● **WHAT YOU SHOULD DO**:
Pick out the lines containing "name".

● **DATA LINES**:
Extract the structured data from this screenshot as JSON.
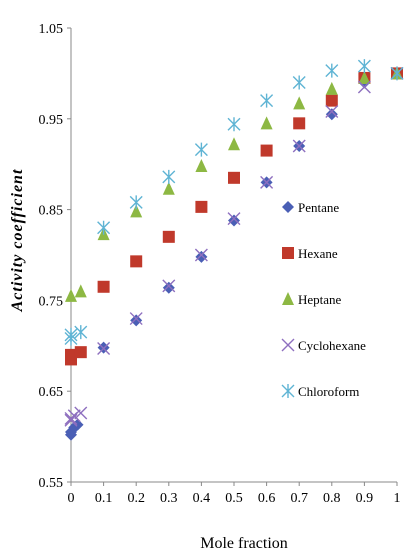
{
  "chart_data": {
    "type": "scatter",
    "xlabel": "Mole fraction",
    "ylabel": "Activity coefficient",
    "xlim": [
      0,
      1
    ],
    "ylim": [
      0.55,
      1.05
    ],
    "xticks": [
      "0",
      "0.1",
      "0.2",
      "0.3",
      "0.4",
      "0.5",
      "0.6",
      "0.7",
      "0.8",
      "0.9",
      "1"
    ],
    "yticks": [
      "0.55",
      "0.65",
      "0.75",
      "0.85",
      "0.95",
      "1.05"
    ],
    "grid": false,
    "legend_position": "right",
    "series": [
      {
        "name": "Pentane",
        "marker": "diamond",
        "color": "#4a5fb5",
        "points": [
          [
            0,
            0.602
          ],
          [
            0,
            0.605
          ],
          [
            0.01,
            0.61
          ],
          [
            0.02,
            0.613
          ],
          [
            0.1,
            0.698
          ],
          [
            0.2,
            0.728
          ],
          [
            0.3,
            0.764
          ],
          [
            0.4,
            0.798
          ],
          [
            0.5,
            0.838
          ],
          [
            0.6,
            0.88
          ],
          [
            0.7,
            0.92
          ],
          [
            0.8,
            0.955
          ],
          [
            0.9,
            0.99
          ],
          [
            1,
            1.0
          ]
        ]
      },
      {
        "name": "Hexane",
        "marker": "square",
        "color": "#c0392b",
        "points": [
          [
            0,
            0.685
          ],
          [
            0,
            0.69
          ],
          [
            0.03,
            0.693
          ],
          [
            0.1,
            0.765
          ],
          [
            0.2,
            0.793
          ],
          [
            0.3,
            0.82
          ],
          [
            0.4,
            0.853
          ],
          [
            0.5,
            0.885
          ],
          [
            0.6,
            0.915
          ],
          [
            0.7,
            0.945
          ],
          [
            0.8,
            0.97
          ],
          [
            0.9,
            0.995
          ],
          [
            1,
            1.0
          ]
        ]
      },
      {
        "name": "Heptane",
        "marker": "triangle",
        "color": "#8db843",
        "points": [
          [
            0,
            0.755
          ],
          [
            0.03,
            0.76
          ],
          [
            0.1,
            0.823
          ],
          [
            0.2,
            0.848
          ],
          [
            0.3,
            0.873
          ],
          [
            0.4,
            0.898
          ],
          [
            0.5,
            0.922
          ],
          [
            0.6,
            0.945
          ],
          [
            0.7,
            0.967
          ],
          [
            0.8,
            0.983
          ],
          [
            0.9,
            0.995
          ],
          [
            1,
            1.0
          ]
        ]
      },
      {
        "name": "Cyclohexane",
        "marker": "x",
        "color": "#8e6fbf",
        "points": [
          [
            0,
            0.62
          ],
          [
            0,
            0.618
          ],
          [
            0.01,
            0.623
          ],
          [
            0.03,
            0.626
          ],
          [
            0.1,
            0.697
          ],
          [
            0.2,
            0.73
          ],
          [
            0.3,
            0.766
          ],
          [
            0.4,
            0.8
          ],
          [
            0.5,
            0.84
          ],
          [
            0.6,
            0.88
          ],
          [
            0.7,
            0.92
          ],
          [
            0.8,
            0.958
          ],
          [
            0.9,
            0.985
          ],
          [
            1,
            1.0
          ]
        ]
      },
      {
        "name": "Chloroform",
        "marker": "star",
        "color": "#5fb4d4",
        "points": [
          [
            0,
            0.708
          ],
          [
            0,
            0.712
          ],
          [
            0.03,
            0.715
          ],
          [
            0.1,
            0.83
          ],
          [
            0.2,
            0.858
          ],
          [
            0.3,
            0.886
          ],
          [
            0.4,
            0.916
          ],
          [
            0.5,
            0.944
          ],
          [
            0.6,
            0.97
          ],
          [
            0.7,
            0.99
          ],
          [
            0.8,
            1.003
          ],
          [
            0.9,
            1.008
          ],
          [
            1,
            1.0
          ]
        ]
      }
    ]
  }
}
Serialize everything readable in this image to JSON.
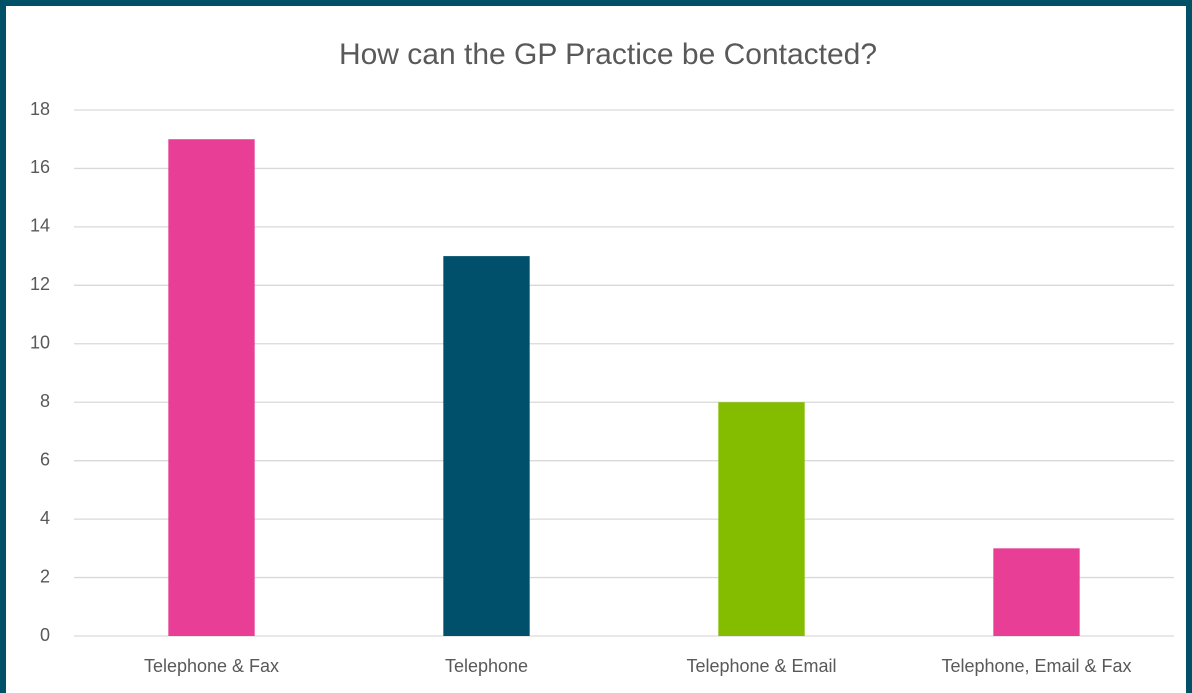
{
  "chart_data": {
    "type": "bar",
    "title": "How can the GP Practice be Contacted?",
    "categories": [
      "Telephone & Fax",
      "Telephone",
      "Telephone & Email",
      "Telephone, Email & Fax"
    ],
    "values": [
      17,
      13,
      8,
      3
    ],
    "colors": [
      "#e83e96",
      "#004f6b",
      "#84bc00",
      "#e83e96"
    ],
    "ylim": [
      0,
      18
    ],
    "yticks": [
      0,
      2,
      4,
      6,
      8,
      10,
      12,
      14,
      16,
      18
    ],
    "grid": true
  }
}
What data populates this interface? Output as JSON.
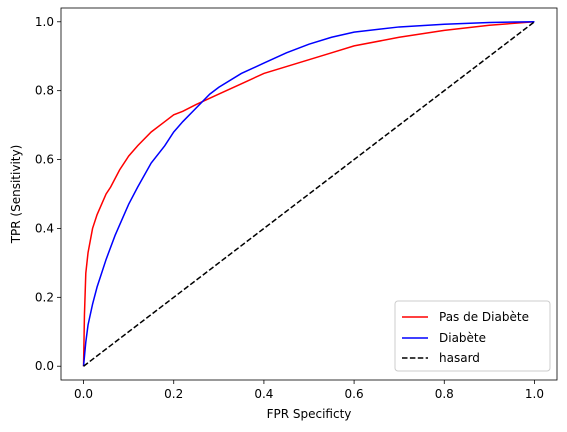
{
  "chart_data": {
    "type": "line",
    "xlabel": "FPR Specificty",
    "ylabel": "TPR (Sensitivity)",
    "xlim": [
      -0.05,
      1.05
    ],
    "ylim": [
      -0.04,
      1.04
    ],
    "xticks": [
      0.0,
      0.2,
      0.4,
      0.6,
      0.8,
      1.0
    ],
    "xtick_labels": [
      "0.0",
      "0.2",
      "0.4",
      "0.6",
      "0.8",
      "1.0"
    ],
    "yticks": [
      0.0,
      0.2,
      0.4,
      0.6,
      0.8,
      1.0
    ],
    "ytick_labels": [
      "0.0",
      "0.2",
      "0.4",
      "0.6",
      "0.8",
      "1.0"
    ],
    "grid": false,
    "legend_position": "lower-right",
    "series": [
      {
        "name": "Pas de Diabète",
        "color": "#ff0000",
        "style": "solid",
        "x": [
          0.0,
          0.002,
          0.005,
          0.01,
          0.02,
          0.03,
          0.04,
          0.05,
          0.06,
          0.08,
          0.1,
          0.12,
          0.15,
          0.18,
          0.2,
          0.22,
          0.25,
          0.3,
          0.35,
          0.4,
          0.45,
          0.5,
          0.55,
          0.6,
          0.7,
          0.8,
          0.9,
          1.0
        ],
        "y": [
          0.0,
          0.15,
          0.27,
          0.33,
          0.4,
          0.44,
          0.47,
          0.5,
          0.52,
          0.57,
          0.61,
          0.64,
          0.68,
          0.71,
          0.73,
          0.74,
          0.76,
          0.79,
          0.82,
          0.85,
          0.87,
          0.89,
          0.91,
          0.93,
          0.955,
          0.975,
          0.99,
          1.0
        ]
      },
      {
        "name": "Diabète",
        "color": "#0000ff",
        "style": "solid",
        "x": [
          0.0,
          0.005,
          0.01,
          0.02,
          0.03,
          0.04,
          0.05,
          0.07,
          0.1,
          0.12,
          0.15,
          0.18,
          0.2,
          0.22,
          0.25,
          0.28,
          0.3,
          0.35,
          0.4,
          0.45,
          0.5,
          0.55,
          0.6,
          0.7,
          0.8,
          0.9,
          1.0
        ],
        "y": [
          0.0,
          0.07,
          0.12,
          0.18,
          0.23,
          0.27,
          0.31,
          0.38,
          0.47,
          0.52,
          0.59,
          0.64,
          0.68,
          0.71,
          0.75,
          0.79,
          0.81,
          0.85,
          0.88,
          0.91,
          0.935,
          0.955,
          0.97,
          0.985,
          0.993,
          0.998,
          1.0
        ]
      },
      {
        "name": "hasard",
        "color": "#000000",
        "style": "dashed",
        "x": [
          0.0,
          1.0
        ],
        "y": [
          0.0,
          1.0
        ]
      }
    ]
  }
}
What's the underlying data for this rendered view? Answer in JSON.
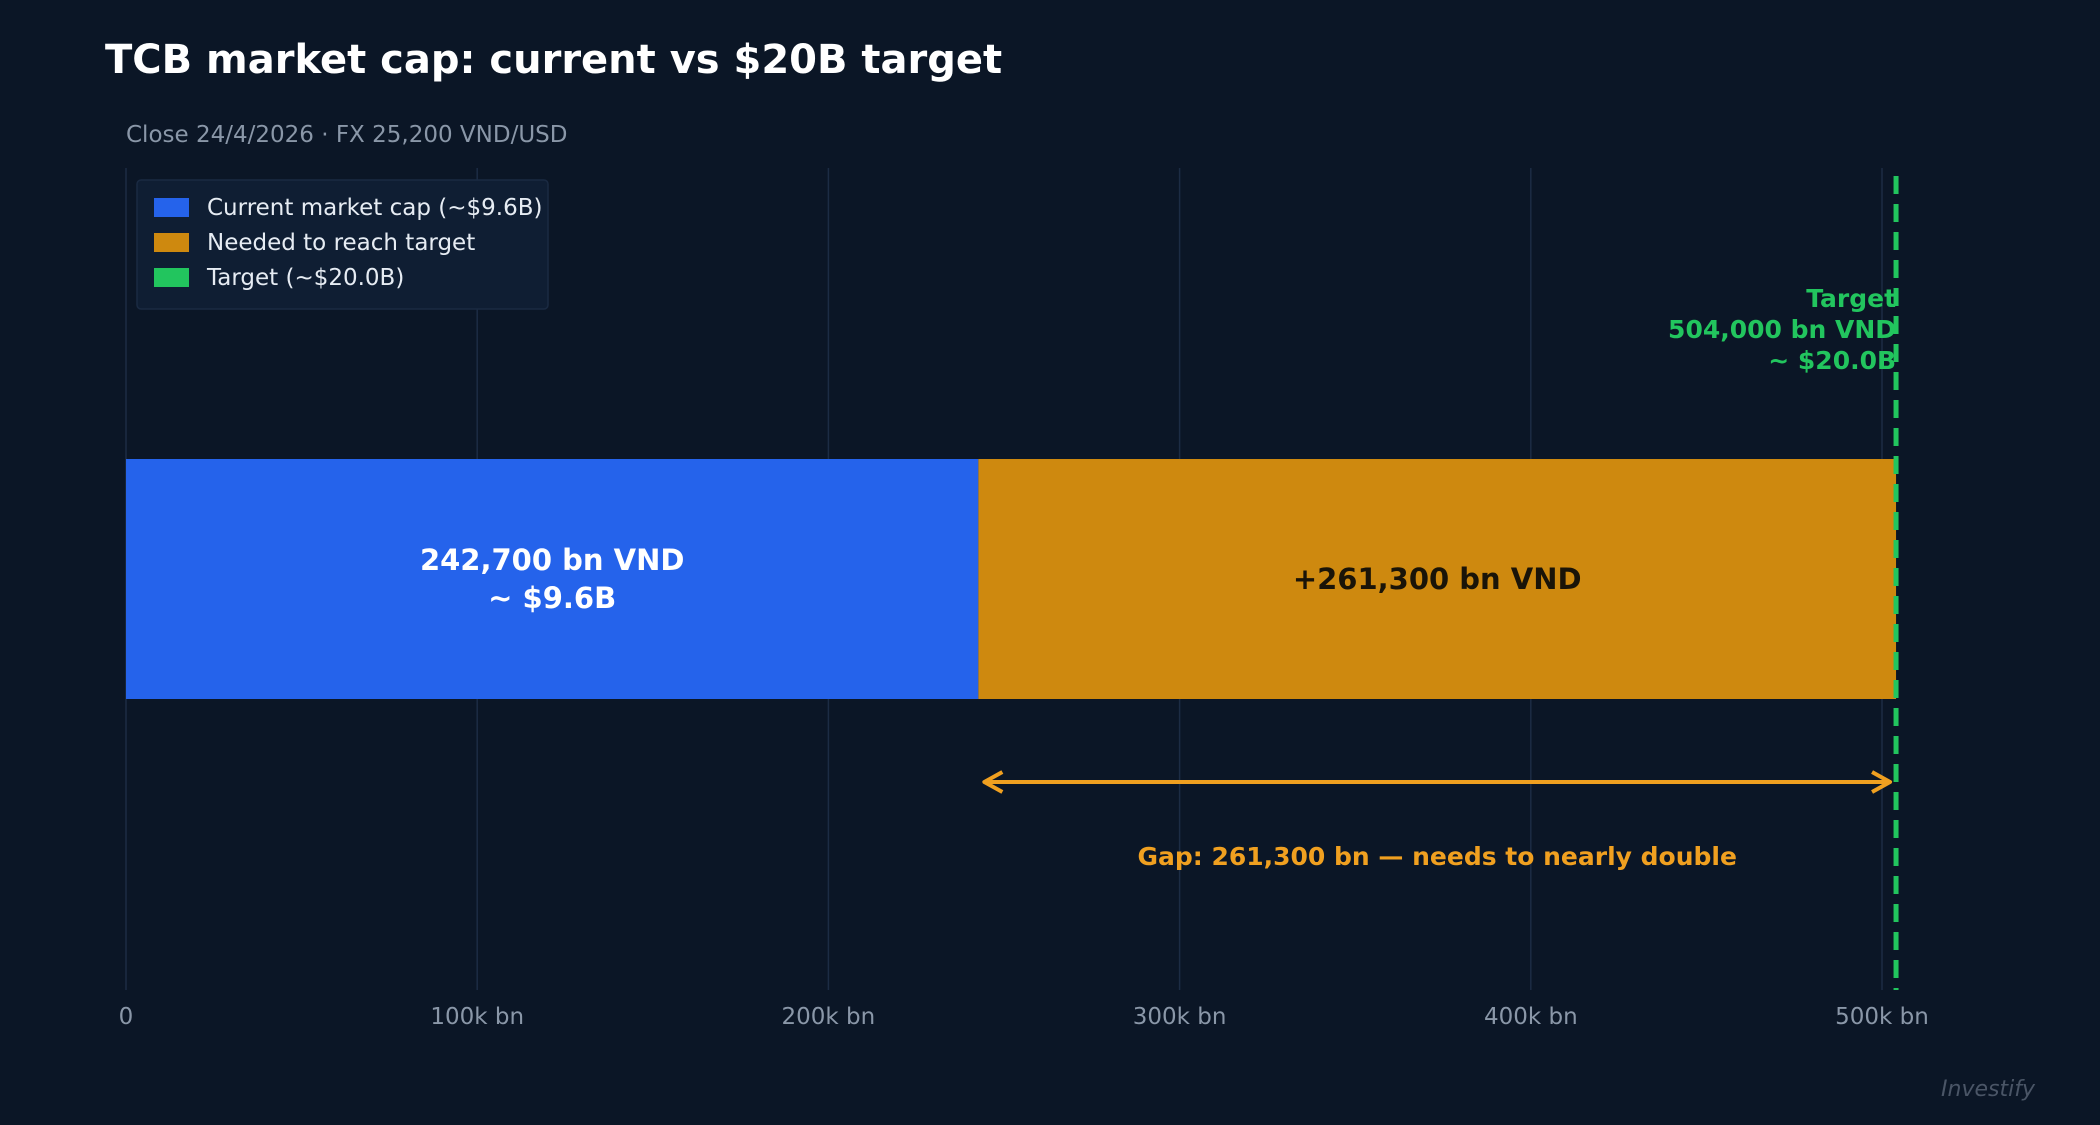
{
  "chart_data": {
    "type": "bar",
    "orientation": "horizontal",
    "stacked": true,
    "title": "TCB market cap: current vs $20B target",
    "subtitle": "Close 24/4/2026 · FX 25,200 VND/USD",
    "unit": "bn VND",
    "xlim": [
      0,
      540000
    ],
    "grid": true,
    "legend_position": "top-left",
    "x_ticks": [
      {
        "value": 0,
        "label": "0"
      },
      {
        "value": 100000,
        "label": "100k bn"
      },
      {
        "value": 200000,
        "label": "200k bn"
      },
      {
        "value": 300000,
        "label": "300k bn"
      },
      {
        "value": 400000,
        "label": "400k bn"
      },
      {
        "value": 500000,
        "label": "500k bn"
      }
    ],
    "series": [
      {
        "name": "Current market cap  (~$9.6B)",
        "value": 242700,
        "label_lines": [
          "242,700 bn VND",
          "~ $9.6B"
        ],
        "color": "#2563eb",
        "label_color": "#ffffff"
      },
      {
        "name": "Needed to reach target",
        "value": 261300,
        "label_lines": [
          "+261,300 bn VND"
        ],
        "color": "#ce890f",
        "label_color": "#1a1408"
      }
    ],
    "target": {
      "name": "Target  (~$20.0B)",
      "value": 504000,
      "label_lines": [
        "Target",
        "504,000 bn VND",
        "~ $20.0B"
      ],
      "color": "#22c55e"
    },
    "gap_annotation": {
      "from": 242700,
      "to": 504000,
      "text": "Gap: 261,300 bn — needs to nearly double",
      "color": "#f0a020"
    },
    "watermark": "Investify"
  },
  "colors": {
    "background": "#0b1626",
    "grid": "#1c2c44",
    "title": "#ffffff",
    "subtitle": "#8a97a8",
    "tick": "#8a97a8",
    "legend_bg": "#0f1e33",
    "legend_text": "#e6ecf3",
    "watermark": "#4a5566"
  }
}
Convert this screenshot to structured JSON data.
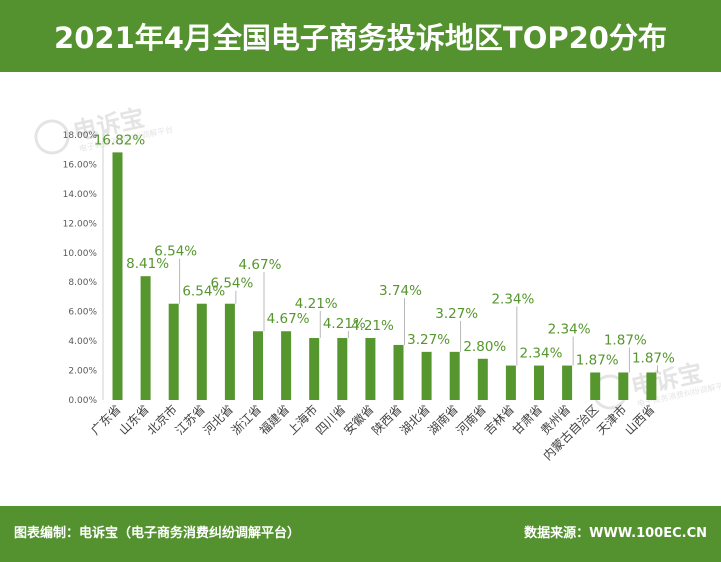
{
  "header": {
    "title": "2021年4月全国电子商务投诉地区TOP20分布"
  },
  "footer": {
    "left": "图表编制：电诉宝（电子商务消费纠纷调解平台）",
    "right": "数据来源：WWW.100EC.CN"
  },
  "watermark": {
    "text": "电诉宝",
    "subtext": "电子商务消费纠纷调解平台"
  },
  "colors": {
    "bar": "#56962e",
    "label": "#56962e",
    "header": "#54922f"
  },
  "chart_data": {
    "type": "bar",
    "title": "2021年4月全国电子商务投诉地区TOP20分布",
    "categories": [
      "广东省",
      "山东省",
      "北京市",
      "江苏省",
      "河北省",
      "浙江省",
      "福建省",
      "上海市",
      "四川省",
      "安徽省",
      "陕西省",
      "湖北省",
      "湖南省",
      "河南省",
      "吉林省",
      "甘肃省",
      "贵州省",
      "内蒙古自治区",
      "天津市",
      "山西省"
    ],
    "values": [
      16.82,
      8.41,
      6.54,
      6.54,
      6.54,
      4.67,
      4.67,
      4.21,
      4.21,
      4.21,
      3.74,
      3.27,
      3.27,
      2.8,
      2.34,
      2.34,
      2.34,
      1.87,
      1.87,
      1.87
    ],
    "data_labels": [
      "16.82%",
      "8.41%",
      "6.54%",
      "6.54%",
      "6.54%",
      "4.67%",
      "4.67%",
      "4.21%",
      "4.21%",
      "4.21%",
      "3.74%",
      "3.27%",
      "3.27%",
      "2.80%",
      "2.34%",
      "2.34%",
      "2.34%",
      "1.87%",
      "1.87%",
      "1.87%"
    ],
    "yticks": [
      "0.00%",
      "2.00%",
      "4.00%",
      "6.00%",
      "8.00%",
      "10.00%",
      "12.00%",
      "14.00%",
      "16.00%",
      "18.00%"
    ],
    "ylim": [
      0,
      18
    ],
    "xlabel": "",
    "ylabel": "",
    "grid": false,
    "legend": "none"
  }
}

● **EXPECTED OUTPUT**:
        "name": "Pentane",
        "name": "Hexane",
        "name": "Heptane",
        "name": "Cyclohexane",
        "name": "Chloroform",
        "name": "Pas de Diabète",
        "name": "Diabète",
        "name": "hasard",
        "name": "Current market cap  (~$9.6B)",
        "name": "Needed to reach target",
      "name": "Target  (~$20.0B)",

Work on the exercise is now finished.